**Problem to work on:**
Write out the records again, exactly, leaving none out.
::: Records
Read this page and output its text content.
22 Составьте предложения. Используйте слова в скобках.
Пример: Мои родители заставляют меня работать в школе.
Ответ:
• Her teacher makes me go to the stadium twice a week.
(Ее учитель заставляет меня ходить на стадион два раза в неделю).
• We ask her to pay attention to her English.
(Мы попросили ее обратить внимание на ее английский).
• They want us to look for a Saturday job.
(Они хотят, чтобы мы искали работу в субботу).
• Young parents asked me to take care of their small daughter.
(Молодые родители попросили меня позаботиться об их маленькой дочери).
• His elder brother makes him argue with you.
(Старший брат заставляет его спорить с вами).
::::::
**Answer to this problem:**
Read this page and output its text content.
22 Составьте предложения. Используйте слова в скобках.
Пример: Мои родители заставляют меня работать в школе.
Ответ:
• Her teacher makes me go to the stadium twice a week.
(Ее учитель заставляет меня ходить на стадион два раза в неделю).
• We ask her to pay attention to her English.
(Мы попросили ее обратить внимание на ее английский).
• They want us to look for a Saturday job.
(Они хотят, чтобы мы искали работу в субботу).
• Young parents asked me to take care of their small daughter.
(Молодые родители попросили меня позаботиться об их маленькой дочери).
• His elder brother makes him argue with you.
(Старший брат заставляет его спорить с вами).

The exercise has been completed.